◆ YOUR TASK ◆
Search the listing below for the string "Ergebnisanzeige" and copy every line where it occurs.
>>>
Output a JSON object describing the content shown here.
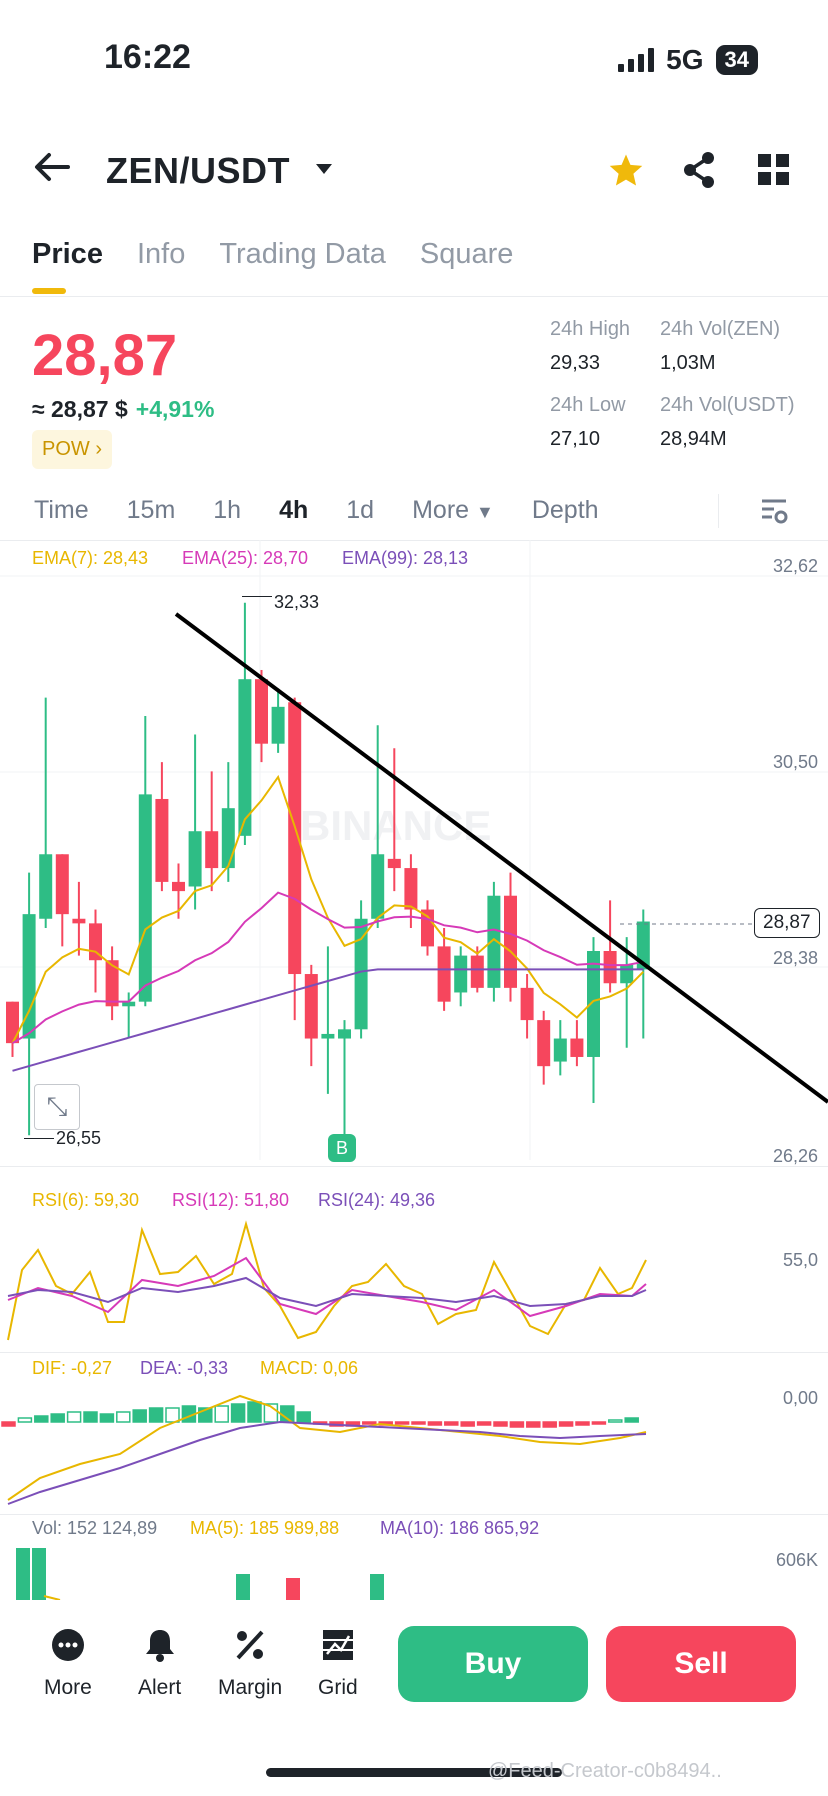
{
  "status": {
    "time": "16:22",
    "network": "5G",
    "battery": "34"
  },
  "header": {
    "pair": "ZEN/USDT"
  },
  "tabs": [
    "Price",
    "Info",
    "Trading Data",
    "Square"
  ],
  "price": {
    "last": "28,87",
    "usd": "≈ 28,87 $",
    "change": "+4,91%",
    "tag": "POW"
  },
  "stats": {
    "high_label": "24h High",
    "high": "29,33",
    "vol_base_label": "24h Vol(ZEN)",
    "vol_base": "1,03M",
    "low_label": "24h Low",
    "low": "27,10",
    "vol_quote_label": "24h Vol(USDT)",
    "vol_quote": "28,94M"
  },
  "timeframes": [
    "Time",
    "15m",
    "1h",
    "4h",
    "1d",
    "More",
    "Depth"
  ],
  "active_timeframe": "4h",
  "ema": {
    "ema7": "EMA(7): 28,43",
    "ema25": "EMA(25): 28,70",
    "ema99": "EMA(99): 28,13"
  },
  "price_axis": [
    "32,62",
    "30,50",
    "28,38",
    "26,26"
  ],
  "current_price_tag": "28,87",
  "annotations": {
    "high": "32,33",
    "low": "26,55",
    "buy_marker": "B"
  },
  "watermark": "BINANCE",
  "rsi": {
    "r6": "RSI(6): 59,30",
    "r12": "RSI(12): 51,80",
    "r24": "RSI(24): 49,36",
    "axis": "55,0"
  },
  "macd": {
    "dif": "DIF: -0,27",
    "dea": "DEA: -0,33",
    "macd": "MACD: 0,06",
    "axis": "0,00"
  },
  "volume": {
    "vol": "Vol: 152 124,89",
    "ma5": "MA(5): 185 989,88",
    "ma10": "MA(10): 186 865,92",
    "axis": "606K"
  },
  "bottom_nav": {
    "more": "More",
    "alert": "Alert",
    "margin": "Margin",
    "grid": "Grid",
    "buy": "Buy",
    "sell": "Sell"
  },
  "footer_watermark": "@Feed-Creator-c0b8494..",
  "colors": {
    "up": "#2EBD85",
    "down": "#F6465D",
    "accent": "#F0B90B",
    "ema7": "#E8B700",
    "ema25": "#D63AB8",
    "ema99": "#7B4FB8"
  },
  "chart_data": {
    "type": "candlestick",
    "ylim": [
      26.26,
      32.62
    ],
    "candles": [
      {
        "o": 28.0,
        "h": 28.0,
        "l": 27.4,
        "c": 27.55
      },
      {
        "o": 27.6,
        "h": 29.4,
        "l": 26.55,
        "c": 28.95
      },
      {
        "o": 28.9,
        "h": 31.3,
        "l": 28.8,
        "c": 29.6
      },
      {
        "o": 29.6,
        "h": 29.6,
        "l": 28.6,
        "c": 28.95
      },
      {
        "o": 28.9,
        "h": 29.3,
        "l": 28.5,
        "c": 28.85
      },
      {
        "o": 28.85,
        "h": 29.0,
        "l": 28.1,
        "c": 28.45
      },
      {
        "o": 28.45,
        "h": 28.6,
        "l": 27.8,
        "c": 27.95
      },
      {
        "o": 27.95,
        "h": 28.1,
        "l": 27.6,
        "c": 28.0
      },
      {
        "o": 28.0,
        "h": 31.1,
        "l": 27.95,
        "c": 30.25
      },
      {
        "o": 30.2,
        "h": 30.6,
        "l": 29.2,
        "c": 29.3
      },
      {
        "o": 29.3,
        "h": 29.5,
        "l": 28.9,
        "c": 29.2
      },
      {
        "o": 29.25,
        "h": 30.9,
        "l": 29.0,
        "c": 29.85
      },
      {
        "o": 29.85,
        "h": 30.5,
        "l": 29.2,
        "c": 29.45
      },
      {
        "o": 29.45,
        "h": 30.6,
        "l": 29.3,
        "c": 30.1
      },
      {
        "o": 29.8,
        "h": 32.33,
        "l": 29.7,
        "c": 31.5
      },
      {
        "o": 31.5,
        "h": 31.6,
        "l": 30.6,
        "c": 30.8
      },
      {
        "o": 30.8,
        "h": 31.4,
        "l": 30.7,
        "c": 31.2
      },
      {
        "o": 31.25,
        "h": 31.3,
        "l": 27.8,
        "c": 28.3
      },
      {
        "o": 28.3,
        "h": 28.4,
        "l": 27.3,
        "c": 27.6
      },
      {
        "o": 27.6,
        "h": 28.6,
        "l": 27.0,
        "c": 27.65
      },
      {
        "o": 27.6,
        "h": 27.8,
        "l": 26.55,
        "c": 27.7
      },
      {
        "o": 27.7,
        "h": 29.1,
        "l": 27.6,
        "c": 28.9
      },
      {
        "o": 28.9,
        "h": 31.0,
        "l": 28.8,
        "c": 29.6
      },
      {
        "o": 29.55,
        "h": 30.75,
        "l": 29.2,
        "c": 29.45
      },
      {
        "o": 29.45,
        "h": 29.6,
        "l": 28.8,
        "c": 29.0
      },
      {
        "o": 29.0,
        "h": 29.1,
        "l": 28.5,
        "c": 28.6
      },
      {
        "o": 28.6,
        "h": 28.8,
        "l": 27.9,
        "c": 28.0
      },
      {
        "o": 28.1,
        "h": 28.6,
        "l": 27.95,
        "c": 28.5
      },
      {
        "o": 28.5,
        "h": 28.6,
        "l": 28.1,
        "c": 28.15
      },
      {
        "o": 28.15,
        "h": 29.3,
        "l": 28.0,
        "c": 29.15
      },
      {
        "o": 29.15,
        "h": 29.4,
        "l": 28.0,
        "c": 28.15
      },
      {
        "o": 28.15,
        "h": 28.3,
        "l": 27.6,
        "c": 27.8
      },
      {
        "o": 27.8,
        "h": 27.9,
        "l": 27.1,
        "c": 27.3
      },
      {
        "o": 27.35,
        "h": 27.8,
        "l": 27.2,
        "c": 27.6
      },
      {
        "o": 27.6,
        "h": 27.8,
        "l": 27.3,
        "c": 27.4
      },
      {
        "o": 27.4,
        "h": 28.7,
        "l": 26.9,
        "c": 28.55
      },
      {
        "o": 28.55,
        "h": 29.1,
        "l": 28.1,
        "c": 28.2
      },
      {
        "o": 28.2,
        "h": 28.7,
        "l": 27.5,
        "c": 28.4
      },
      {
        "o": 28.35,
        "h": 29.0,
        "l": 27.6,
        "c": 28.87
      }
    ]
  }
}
<<<
>>>
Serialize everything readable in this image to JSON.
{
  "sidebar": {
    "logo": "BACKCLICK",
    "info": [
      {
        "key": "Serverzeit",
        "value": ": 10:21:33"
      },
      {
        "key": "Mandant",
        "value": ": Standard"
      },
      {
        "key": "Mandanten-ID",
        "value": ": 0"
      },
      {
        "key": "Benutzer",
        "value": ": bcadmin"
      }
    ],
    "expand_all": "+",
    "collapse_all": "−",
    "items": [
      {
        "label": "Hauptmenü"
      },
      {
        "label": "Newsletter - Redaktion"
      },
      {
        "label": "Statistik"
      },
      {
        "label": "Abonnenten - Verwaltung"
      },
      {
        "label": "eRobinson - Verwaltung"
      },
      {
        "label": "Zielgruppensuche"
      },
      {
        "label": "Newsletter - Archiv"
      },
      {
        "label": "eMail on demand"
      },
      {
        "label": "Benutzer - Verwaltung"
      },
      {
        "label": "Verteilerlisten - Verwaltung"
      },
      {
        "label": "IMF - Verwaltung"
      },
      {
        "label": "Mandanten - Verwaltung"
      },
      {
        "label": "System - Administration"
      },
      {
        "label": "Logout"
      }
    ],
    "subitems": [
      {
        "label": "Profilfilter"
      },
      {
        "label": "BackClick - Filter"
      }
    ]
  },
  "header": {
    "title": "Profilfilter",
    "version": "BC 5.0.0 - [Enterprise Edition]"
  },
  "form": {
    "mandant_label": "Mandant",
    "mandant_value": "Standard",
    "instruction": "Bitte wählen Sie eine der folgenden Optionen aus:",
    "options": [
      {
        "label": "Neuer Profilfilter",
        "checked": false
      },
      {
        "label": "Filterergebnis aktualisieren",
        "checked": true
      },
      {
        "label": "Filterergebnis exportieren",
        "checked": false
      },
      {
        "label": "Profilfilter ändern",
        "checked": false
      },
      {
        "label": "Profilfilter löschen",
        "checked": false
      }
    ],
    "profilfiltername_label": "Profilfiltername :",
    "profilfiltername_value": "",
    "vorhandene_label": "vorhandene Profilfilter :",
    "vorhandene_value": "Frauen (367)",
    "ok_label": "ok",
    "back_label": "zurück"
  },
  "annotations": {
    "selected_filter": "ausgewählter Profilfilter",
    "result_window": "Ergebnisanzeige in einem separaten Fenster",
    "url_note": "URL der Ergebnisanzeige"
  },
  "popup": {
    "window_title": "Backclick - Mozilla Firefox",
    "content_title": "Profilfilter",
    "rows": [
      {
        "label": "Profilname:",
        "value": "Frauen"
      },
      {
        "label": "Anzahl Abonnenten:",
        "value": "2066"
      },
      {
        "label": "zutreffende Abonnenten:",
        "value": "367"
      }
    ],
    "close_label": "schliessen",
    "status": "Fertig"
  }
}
<<<
◆ TASK OUTPUT ◆
    "result_window": "Ergebnisanzeige in einem separaten Fenster",
    "url_note": "URL der Ergebnisanzeige"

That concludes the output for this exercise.